■ **What is asked**
Copy the data word for word, keeping every line.
>> START Dataset entries
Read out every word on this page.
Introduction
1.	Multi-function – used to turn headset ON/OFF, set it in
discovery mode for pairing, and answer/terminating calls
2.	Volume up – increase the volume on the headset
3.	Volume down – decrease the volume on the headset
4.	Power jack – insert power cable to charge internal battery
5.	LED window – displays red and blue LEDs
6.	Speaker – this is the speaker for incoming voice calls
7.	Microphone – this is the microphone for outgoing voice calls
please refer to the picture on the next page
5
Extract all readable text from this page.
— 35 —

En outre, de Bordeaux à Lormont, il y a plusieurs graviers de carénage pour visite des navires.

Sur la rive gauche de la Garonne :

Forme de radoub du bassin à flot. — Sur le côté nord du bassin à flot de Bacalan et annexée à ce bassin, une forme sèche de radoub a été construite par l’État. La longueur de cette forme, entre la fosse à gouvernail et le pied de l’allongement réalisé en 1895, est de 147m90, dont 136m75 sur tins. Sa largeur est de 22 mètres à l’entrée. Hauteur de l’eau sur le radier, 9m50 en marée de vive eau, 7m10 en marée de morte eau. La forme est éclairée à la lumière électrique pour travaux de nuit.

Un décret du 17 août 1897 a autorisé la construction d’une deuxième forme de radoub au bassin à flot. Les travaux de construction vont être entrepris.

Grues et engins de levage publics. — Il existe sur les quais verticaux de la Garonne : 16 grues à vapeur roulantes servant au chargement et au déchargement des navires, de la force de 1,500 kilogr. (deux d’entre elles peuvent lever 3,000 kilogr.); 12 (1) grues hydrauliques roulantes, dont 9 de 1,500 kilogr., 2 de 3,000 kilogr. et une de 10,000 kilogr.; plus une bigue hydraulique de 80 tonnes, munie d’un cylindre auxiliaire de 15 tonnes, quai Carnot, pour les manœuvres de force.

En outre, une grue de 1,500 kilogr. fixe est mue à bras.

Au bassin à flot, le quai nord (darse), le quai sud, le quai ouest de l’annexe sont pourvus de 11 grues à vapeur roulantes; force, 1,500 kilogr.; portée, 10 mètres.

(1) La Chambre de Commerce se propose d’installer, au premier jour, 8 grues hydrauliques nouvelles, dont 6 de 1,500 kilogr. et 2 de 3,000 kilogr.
>> END Dataset entries
■ **Response**
Read out every word on this page.
Introduction
1.	Multi-function – used to turn headset ON/OFF, set it in
discovery mode for pairing, and answer/terminating calls
2.	Volume up – increase the volume on the headset
3.	Volume down – decrease the volume on the headset
4.	Power jack – insert power cable to charge internal battery
5.	LED window – displays red and blue LEDs
6.	Speaker – this is the speaker for incoming voice calls
7.	Microphone – this is the microphone for outgoing voice calls
please refer to the picture on the next page
5
Extract all readable text from this page.
— 35 —

En outre, de Bordeaux à Lormont, il y a plusieurs graviers de carénage pour visite des navires.

Sur la rive gauche de la Garonne :

Forme de radoub du bassin à flot. — Sur le côté nord du bassin à flot de Bacalan et annexée à ce bassin, une forme sèche de radoub a été construite par l’État. La longueur de cette forme, entre la fosse à gouvernail et le pied de l’allongement réalisé en 1895, est de 147m90, dont 136m75 sur tins. Sa largeur est de 22 mètres à l’entrée. Hauteur de l’eau sur le radier, 9m50 en marée de vive eau, 7m10 en marée de morte eau. La forme est éclairée à la lumière électrique pour travaux de nuit.

Un décret du 17 août 1897 a autorisé la construction d’une deuxième forme de radoub au bassin à flot. Les travaux de construction vont être entrepris.

Grues et engins de levage publics. — Il existe sur les quais verticaux de la Garonne : 16 grues à vapeur roulantes servant au chargement et au déchargement des navires, de la force de 1,500 kilogr. (deux d’entre elles peuvent lever 3,000 kilogr.); 12 (1) grues hydrauliques roulantes, dont 9 de 1,500 kilogr., 2 de 3,000 kilogr. et une de 10,000 kilogr.; plus une bigue hydraulique de 80 tonnes, munie d’un cylindre auxiliaire de 15 tonnes, quai Carnot, pour les manœuvres de force.

En outre, une grue de 1,500 kilogr. fixe est mue à bras.

Au bassin à flot, le quai nord (darse), le quai sud, le quai ouest de l’annexe sont pourvus de 11 grues à vapeur roulantes; force, 1,500 kilogr.; portée, 10 mètres.

(1) La Chambre de Commerce se propose d’installer, au premier jour, 8 grues hydrauliques nouvelles, dont 6 de 1,500 kilogr. et 2 de 3,000 kilogr.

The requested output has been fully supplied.